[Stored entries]
——
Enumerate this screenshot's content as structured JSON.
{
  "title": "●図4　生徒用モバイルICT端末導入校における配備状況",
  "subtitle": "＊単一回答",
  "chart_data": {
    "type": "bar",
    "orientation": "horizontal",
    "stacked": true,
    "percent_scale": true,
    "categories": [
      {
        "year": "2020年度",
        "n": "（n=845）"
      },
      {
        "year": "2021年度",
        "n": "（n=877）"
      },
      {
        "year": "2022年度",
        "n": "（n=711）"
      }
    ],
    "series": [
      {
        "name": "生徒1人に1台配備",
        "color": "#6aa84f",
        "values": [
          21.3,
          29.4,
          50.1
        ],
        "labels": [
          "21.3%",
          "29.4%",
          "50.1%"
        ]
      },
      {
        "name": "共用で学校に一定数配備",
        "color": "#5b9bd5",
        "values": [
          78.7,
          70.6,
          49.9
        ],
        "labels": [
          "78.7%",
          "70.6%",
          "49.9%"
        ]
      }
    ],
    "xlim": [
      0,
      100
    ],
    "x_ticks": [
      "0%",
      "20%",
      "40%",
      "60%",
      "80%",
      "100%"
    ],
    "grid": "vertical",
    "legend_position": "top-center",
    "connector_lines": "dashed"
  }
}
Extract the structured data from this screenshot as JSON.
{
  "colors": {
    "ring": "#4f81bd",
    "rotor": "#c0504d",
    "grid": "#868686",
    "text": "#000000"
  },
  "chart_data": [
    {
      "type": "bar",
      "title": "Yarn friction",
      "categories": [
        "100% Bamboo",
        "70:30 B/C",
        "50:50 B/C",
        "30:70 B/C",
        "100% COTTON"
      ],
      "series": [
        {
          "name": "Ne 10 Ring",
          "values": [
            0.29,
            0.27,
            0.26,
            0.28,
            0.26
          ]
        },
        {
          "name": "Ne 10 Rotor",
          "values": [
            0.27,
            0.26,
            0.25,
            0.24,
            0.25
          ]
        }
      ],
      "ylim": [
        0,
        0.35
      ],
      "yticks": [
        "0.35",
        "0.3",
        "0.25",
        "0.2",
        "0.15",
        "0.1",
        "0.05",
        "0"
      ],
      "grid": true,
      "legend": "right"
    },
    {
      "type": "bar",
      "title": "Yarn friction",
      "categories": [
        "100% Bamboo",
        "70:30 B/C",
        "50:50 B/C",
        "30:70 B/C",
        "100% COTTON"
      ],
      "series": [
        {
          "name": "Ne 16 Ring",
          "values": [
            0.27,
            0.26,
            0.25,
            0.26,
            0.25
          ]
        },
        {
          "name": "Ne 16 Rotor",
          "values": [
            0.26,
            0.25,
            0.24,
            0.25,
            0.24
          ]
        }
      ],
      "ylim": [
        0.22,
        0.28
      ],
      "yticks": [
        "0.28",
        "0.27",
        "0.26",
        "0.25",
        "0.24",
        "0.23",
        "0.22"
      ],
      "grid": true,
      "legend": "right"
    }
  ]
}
——
Extract every record. Keep wording exact.

Enumerate this screenshot's content as structured JSON.
{
  "title": "●図4　生徒用モバイルICT端末導入校における配備状況",
  "subtitle": "＊単一回答",
  "chart_data": {
    "type": "bar",
    "orientation": "horizontal",
    "stacked": true,
    "percent_scale": true,
    "categories": [
      {
        "year": "2020年度",
        "n": "（n=845）"
      },
      {
        "year": "2021年度",
        "n": "（n=877）"
      },
      {
        "year": "2022年度",
        "n": "（n=711）"
      }
    ],
    "series": [
      {
        "name": "生徒1人に1台配備",
        "color": "#6aa84f",
        "values": [
          21.3,
          29.4,
          50.1
        ],
        "labels": [
          "21.3%",
          "29.4%",
          "50.1%"
        ]
      },
      {
        "name": "共用で学校に一定数配備",
        "color": "#5b9bd5",
        "values": [
          78.7,
          70.6,
          49.9
        ],
        "labels": [
          "78.7%",
          "70.6%",
          "49.9%"
        ]
      }
    ],
    "xlim": [
      0,
      100
    ],
    "x_ticks": [
      "0%",
      "20%",
      "40%",
      "60%",
      "80%",
      "100%"
    ],
    "grid": "vertical",
    "legend_position": "top-center",
    "connector_lines": "dashed"
  }
}
Extract the structured data from this screenshot as JSON.
{
  "colors": {
    "ring": "#4f81bd",
    "rotor": "#c0504d",
    "grid": "#868686",
    "text": "#000000"
  },
  "chart_data": [
    {
      "type": "bar",
      "title": "Yarn friction",
      "categories": [
        "100% Bamboo",
        "70:30 B/C",
        "50:50 B/C",
        "30:70 B/C",
        "100% COTTON"
      ],
      "series": [
        {
          "name": "Ne 10 Ring",
          "values": [
            0.29,
            0.27,
            0.26,
            0.28,
            0.26
          ]
        },
        {
          "name": "Ne 10 Rotor",
          "values": [
            0.27,
            0.26,
            0.25,
            0.24,
            0.25
          ]
        }
      ],
      "ylim": [
        0,
        0.35
      ],
      "yticks": [
        "0.35",
        "0.3",
        "0.25",
        "0.2",
        "0.15",
        "0.1",
        "0.05",
        "0"
      ],
      "grid": true,
      "legend": "right"
    },
    {
      "type": "bar",
      "title": "Yarn friction",
      "categories": [
        "100% Bamboo",
        "70:30 B/C",
        "50:50 B/C",
        "30:70 B/C",
        "100% COTTON"
      ],
      "series": [
        {
          "name": "Ne 16 Ring",
          "values": [
            0.27,
            0.26,
            0.25,
            0.26,
            0.25
          ]
        },
        {
          "name": "Ne 16 Rotor",
          "values": [
            0.26,
            0.25,
            0.24,
            0.25,
            0.24
          ]
        }
      ],
      "ylim": [
        0.22,
        0.28
      ],
      "yticks": [
        "0.28",
        "0.27",
        "0.26",
        "0.25",
        "0.24",
        "0.23",
        "0.22"
      ],
      "grid": true,
      "legend": "right"
    }
  ]
}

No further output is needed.